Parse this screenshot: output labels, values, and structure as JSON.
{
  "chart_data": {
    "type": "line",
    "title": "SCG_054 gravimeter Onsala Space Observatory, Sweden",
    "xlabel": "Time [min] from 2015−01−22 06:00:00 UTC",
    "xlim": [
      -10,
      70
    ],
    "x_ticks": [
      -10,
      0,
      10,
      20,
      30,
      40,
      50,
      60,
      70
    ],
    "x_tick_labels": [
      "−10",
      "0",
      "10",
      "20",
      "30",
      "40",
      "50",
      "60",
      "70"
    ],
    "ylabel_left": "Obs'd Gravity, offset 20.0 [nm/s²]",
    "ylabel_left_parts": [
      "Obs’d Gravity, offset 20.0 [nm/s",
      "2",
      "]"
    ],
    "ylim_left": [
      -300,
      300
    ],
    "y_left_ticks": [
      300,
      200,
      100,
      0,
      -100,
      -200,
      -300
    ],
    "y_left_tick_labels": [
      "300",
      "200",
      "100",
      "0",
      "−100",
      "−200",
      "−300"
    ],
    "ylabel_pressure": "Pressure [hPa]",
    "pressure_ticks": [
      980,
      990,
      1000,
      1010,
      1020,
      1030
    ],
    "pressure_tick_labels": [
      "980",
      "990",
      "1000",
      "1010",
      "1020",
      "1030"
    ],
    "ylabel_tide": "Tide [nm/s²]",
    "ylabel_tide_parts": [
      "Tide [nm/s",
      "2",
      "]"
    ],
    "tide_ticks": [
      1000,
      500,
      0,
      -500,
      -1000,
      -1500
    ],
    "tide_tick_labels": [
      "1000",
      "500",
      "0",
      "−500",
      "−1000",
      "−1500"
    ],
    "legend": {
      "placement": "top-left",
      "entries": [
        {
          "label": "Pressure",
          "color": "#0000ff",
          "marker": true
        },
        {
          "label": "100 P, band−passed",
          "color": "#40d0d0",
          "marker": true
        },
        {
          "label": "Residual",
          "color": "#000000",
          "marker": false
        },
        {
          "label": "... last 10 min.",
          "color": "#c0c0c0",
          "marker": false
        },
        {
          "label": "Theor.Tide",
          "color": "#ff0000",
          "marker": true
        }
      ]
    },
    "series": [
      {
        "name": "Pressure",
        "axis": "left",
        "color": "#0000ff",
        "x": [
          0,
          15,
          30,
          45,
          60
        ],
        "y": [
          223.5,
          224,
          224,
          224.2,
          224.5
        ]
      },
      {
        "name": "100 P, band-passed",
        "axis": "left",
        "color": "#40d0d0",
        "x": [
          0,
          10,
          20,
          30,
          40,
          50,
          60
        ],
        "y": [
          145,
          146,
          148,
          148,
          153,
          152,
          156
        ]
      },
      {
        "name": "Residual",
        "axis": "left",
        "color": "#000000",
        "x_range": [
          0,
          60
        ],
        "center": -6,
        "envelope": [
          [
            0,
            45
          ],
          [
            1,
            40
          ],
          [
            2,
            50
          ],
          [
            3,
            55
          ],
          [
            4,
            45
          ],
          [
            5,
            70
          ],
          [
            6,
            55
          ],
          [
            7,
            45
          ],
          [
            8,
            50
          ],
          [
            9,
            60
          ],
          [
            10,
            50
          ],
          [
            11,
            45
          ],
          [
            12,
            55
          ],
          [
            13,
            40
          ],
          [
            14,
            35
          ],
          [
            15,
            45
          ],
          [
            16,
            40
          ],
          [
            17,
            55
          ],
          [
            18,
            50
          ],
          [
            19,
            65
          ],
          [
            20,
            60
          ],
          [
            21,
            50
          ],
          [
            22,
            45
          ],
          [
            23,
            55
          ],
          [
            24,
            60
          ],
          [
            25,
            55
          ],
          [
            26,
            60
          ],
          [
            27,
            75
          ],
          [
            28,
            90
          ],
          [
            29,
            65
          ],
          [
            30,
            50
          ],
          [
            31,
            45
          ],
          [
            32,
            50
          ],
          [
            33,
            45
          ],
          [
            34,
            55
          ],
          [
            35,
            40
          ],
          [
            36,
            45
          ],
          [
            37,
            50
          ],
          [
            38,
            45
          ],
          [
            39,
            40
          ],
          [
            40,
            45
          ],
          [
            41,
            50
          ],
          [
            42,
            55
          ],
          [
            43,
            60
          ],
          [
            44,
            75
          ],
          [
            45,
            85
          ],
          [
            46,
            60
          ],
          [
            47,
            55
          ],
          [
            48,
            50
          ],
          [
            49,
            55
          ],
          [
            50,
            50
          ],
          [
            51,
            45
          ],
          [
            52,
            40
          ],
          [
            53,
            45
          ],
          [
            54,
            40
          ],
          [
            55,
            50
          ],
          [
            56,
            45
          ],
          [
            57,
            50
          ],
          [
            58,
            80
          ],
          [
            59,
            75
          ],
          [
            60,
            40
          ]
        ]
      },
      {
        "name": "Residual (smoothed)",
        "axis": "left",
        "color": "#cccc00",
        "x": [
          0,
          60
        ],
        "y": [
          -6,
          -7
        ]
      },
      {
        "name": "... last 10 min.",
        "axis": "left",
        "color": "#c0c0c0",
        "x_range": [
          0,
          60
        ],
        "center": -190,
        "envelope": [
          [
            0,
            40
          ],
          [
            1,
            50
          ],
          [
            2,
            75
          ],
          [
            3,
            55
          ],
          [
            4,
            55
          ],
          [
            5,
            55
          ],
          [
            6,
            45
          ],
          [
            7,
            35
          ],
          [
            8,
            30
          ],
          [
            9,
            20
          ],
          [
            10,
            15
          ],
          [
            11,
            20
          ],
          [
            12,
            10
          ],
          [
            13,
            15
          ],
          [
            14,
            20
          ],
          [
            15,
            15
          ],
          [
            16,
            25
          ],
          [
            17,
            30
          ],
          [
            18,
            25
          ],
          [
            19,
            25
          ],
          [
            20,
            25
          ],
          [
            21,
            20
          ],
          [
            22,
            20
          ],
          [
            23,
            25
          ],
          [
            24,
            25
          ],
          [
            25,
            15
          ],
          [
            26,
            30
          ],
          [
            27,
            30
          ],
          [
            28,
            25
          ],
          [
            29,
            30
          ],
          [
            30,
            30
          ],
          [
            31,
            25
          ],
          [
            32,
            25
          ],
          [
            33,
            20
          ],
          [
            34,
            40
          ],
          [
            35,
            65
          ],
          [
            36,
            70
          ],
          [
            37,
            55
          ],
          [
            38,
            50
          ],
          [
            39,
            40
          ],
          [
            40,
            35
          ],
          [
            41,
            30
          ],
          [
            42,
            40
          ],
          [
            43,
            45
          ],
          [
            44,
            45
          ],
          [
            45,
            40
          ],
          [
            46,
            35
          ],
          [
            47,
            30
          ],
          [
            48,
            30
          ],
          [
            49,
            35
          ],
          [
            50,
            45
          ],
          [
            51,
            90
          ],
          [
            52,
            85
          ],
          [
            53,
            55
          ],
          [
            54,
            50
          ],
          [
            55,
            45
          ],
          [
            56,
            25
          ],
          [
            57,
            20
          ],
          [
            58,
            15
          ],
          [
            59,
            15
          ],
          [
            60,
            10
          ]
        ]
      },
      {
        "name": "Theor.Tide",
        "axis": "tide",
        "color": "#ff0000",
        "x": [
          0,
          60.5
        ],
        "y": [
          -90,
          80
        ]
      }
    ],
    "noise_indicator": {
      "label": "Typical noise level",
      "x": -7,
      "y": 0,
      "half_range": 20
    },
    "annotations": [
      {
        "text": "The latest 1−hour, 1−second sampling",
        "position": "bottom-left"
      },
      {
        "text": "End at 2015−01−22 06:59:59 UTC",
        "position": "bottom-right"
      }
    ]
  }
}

..........

TASK DESCRIPTION: Reproduce the entire listing word for word.

REPLY:
Parse this screenshot: output labels, values, and structure as JSON.
{
  "chart_data": {
    "type": "line",
    "title": "SCG_054 gravimeter Onsala Space Observatory, Sweden",
    "xlabel": "Time [min] from 2015−01−22 06:00:00 UTC",
    "xlim": [
      -10,
      70
    ],
    "x_ticks": [
      -10,
      0,
      10,
      20,
      30,
      40,
      50,
      60,
      70
    ],
    "x_tick_labels": [
      "−10",
      "0",
      "10",
      "20",
      "30",
      "40",
      "50",
      "60",
      "70"
    ],
    "ylabel_left": "Obs'd Gravity, offset 20.0 [nm/s²]",
    "ylabel_left_parts": [
      "Obs’d Gravity, offset 20.0 [nm/s",
      "2",
      "]"
    ],
    "ylim_left": [
      -300,
      300
    ],
    "y_left_ticks": [
      300,
      200,
      100,
      0,
      -100,
      -200,
      -300
    ],
    "y_left_tick_labels": [
      "300",
      "200",
      "100",
      "0",
      "−100",
      "−200",
      "−300"
    ],
    "ylabel_pressure": "Pressure [hPa]",
    "pressure_ticks": [
      980,
      990,
      1000,
      1010,
      1020,
      1030
    ],
    "pressure_tick_labels": [
      "980",
      "990",
      "1000",
      "1010",
      "1020",
      "1030"
    ],
    "ylabel_tide": "Tide [nm/s²]",
    "ylabel_tide_parts": [
      "Tide [nm/s",
      "2",
      "]"
    ],
    "tide_ticks": [
      1000,
      500,
      0,
      -500,
      -1000,
      -1500
    ],
    "tide_tick_labels": [
      "1000",
      "500",
      "0",
      "−500",
      "−1000",
      "−1500"
    ],
    "legend": {
      "placement": "top-left",
      "entries": [
        {
          "label": "Pressure",
          "color": "#0000ff",
          "marker": true
        },
        {
          "label": "100 P, band−passed",
          "color": "#40d0d0",
          "marker": true
        },
        {
          "label": "Residual",
          "color": "#000000",
          "marker": false
        },
        {
          "label": "... last 10 min.",
          "color": "#c0c0c0",
          "marker": false
        },
        {
          "label": "Theor.Tide",
          "color": "#ff0000",
          "marker": true
        }
      ]
    },
    "series": [
      {
        "name": "Pressure",
        "axis": "left",
        "color": "#0000ff",
        "x": [
          0,
          15,
          30,
          45,
          60
        ],
        "y": [
          223.5,
          224,
          224,
          224.2,
          224.5
        ]
      },
      {
        "name": "100 P, band-passed",
        "axis": "left",
        "color": "#40d0d0",
        "x": [
          0,
          10,
          20,
          30,
          40,
          50,
          60
        ],
        "y": [
          145,
          146,
          148,
          148,
          153,
          152,
          156
        ]
      },
      {
        "name": "Residual",
        "axis": "left",
        "color": "#000000",
        "x_range": [
          0,
          60
        ],
        "center": -6,
        "envelope": [
          [
            0,
            45
          ],
          [
            1,
            40
          ],
          [
            2,
            50
          ],
          [
            3,
            55
          ],
          [
            4,
            45
          ],
          [
            5,
            70
          ],
          [
            6,
            55
          ],
          [
            7,
            45
          ],
          [
            8,
            50
          ],
          [
            9,
            60
          ],
          [
            10,
            50
          ],
          [
            11,
            45
          ],
          [
            12,
            55
          ],
          [
            13,
            40
          ],
          [
            14,
            35
          ],
          [
            15,
            45
          ],
          [
            16,
            40
          ],
          [
            17,
            55
          ],
          [
            18,
            50
          ],
          [
            19,
            65
          ],
          [
            20,
            60
          ],
          [
            21,
            50
          ],
          [
            22,
            45
          ],
          [
            23,
            55
          ],
          [
            24,
            60
          ],
          [
            25,
            55
          ],
          [
            26,
            60
          ],
          [
            27,
            75
          ],
          [
            28,
            90
          ],
          [
            29,
            65
          ],
          [
            30,
            50
          ],
          [
            31,
            45
          ],
          [
            32,
            50
          ],
          [
            33,
            45
          ],
          [
            34,
            55
          ],
          [
            35,
            40
          ],
          [
            36,
            45
          ],
          [
            37,
            50
          ],
          [
            38,
            45
          ],
          [
            39,
            40
          ],
          [
            40,
            45
          ],
          [
            41,
            50
          ],
          [
            42,
            55
          ],
          [
            43,
            60
          ],
          [
            44,
            75
          ],
          [
            45,
            85
          ],
          [
            46,
            60
          ],
          [
            47,
            55
          ],
          [
            48,
            50
          ],
          [
            49,
            55
          ],
          [
            50,
            50
          ],
          [
            51,
            45
          ],
          [
            52,
            40
          ],
          [
            53,
            45
          ],
          [
            54,
            40
          ],
          [
            55,
            50
          ],
          [
            56,
            45
          ],
          [
            57,
            50
          ],
          [
            58,
            80
          ],
          [
            59,
            75
          ],
          [
            60,
            40
          ]
        ]
      },
      {
        "name": "Residual (smoothed)",
        "axis": "left",
        "color": "#cccc00",
        "x": [
          0,
          60
        ],
        "y": [
          -6,
          -7
        ]
      },
      {
        "name": "... last 10 min.",
        "axis": "left",
        "color": "#c0c0c0",
        "x_range": [
          0,
          60
        ],
        "center": -190,
        "envelope": [
          [
            0,
            40
          ],
          [
            1,
            50
          ],
          [
            2,
            75
          ],
          [
            3,
            55
          ],
          [
            4,
            55
          ],
          [
            5,
            55
          ],
          [
            6,
            45
          ],
          [
            7,
            35
          ],
          [
            8,
            30
          ],
          [
            9,
            20
          ],
          [
            10,
            15
          ],
          [
            11,
            20
          ],
          [
            12,
            10
          ],
          [
            13,
            15
          ],
          [
            14,
            20
          ],
          [
            15,
            15
          ],
          [
            16,
            25
          ],
          [
            17,
            30
          ],
          [
            18,
            25
          ],
          [
            19,
            25
          ],
          [
            20,
            25
          ],
          [
            21,
            20
          ],
          [
            22,
            20
          ],
          [
            23,
            25
          ],
          [
            24,
            25
          ],
          [
            25,
            15
          ],
          [
            26,
            30
          ],
          [
            27,
            30
          ],
          [
            28,
            25
          ],
          [
            29,
            30
          ],
          [
            30,
            30
          ],
          [
            31,
            25
          ],
          [
            32,
            25
          ],
          [
            33,
            20
          ],
          [
            34,
            40
          ],
          [
            35,
            65
          ],
          [
            36,
            70
          ],
          [
            37,
            55
          ],
          [
            38,
            50
          ],
          [
            39,
            40
          ],
          [
            40,
            35
          ],
          [
            41,
            30
          ],
          [
            42,
            40
          ],
          [
            43,
            45
          ],
          [
            44,
            45
          ],
          [
            45,
            40
          ],
          [
            46,
            35
          ],
          [
            47,
            30
          ],
          [
            48,
            30
          ],
          [
            49,
            35
          ],
          [
            50,
            45
          ],
          [
            51,
            90
          ],
          [
            52,
            85
          ],
          [
            53,
            55
          ],
          [
            54,
            50
          ],
          [
            55,
            45
          ],
          [
            56,
            25
          ],
          [
            57,
            20
          ],
          [
            58,
            15
          ],
          [
            59,
            15
          ],
          [
            60,
            10
          ]
        ]
      },
      {
        "name": "Theor.Tide",
        "axis": "tide",
        "color": "#ff0000",
        "x": [
          0,
          60.5
        ],
        "y": [
          -90,
          80
        ]
      }
    ],
    "noise_indicator": {
      "label": "Typical noise level",
      "x": -7,
      "y": 0,
      "half_range": 20
    },
    "annotations": [
      {
        "text": "The latest 1−hour, 1−second sampling",
        "position": "bottom-left"
      },
      {
        "text": "End at 2015−01−22 06:59:59 UTC",
        "position": "bottom-right"
      }
    ]
  }
}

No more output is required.